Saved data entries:
━━━━━━━━━━━━━━━━
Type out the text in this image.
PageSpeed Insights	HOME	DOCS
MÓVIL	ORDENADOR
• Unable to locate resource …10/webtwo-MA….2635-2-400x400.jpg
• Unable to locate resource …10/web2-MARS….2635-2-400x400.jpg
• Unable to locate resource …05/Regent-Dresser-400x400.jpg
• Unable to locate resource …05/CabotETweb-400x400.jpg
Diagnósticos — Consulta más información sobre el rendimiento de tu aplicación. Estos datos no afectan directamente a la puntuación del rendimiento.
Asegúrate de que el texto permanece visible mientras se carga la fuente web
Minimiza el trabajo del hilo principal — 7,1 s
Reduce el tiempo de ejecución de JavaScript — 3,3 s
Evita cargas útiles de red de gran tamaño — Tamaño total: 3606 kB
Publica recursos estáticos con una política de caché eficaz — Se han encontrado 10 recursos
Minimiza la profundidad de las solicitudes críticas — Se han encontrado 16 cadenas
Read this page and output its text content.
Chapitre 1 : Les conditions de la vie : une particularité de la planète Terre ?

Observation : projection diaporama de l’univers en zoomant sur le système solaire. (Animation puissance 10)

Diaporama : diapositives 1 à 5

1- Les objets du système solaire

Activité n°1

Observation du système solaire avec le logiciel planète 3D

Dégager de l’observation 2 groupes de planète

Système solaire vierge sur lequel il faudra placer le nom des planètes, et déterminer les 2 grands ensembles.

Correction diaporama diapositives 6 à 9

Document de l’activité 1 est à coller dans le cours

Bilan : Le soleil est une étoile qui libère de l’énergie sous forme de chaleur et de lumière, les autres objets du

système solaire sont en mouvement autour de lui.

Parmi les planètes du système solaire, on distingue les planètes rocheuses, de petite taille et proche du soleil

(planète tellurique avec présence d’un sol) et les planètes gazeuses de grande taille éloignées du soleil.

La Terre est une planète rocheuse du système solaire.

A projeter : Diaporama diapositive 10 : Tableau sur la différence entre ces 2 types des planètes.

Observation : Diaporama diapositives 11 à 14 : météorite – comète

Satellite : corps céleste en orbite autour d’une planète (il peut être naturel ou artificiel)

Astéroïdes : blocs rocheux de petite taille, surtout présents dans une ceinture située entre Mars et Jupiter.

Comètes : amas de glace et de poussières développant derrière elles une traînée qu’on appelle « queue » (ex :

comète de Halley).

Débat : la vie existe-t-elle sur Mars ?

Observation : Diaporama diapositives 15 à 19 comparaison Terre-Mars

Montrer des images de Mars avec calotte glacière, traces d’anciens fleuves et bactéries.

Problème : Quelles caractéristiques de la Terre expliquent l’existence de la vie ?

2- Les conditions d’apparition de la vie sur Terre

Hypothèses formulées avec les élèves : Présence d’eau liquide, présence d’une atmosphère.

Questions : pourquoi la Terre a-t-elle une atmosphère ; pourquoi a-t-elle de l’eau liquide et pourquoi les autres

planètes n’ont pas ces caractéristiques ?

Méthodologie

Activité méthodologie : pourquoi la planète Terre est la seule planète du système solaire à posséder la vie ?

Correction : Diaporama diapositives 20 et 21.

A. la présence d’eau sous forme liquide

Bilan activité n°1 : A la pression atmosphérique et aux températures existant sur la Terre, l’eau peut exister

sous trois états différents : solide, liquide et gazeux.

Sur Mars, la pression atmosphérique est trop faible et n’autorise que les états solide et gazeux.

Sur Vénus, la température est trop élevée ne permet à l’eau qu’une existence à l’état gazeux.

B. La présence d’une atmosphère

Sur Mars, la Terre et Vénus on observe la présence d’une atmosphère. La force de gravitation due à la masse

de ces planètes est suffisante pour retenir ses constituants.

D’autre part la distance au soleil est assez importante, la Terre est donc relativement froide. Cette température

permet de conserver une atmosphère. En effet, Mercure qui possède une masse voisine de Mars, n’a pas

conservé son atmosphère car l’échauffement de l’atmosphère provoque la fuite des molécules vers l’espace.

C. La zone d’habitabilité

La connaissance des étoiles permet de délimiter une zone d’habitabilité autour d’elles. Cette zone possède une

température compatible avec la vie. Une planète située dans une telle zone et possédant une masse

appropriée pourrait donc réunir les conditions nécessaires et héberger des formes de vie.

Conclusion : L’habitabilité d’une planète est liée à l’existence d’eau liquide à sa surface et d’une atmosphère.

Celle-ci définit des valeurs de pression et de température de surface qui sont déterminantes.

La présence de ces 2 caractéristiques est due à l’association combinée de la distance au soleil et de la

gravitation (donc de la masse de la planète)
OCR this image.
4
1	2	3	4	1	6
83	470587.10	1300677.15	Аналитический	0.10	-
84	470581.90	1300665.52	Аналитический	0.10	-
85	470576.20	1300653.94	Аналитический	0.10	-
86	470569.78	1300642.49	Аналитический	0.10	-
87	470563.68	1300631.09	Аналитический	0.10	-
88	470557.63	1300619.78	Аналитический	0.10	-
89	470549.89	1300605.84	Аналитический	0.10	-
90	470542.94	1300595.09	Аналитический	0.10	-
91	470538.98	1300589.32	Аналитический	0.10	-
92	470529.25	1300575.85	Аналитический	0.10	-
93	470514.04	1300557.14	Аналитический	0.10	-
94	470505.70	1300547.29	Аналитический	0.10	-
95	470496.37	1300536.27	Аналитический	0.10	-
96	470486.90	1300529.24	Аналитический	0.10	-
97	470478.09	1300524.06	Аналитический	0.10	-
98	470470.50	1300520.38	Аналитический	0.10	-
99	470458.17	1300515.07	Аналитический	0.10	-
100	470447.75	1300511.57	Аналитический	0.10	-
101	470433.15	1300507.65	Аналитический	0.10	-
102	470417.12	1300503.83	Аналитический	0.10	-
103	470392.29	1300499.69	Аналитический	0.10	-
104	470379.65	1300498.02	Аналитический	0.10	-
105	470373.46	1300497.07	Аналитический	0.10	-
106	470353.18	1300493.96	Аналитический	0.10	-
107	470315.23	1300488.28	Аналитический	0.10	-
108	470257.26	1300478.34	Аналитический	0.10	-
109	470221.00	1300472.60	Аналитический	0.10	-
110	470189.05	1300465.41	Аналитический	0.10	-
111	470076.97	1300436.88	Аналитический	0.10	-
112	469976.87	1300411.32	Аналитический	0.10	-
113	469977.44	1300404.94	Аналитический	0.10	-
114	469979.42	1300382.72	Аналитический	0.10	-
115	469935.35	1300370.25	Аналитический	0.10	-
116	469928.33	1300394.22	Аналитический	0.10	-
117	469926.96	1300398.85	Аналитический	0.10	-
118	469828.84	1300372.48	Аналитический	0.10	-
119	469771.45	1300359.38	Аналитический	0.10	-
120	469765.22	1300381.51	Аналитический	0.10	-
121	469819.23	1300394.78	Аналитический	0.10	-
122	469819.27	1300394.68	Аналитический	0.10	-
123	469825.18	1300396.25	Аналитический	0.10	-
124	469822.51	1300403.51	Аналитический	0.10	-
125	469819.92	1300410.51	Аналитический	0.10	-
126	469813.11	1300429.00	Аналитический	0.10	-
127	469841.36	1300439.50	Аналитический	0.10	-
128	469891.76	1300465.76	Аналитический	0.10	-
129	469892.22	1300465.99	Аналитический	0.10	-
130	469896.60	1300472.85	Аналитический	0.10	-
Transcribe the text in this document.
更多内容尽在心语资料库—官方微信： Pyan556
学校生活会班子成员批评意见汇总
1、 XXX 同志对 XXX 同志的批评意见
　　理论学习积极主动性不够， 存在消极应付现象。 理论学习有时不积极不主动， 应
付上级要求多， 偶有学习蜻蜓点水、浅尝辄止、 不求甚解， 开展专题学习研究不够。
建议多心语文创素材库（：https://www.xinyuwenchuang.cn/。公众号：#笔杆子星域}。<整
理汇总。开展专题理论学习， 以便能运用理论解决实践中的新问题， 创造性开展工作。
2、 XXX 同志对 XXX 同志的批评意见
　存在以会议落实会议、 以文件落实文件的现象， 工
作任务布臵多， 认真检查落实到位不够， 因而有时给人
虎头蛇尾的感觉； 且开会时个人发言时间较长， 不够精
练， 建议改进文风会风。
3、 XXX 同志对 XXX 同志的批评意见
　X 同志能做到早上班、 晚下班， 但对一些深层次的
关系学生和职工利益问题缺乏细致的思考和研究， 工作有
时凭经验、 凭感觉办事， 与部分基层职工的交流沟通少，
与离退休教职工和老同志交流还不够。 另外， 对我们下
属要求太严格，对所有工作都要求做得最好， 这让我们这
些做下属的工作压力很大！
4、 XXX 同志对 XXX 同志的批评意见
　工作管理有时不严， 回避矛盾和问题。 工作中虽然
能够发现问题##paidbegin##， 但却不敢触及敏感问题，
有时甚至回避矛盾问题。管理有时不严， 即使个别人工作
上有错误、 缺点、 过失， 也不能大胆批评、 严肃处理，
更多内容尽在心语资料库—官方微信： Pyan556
━━━━━━━━━━━━━━━━
» Job: Return every line from the one holding "Transcribe the text in this document." through the end of the data, exactly as it appears, with both ends kept and nothing else.

» Exercise result:
Transcribe the text in this document.
更多内容尽在心语资料库—官方微信： Pyan556
学校生活会班子成员批评意见汇总
1、 XXX 同志对 XXX 同志的批评意见
　　理论学习积极主动性不够， 存在消极应付现象。 理论学习有时不积极不主动， 应
付上级要求多， 偶有学习蜻蜓点水、浅尝辄止、 不求甚解， 开展专题学习研究不够。
建议多心语文创素材库（：https://www.xinyuwenchuang.cn/。公众号：#笔杆子星域}。<整
理汇总。开展专题理论学习， 以便能运用理论解决实践中的新问题， 创造性开展工作。
2、 XXX 同志对 XXX 同志的批评意见
　存在以会议落实会议、 以文件落实文件的现象， 工
作任务布臵多， 认真检查落实到位不够， 因而有时给人
虎头蛇尾的感觉； 且开会时个人发言时间较长， 不够精
练， 建议改进文风会风。
3、 XXX 同志对 XXX 同志的批评意见
　X 同志能做到早上班、 晚下班， 但对一些深层次的
关系学生和职工利益问题缺乏细致的思考和研究， 工作有
时凭经验、 凭感觉办事， 与部分基层职工的交流沟通少，
与离退休教职工和老同志交流还不够。 另外， 对我们下
属要求太严格，对所有工作都要求做得最好， 这让我们这
些做下属的工作压力很大！
4、 XXX 同志对 XXX 同志的批评意见
　工作管理有时不严， 回避矛盾和问题。 工作中虽然
能够发现问题##paidbegin##， 但却不敢触及敏感问题，
有时甚至回避矛盾问题。管理有时不严， 即使个别人工作
上有错误、 缺点、 过失， 也不能大胆批评、 严肃处理，
更多内容尽在心语资料库—官方微信： Pyan556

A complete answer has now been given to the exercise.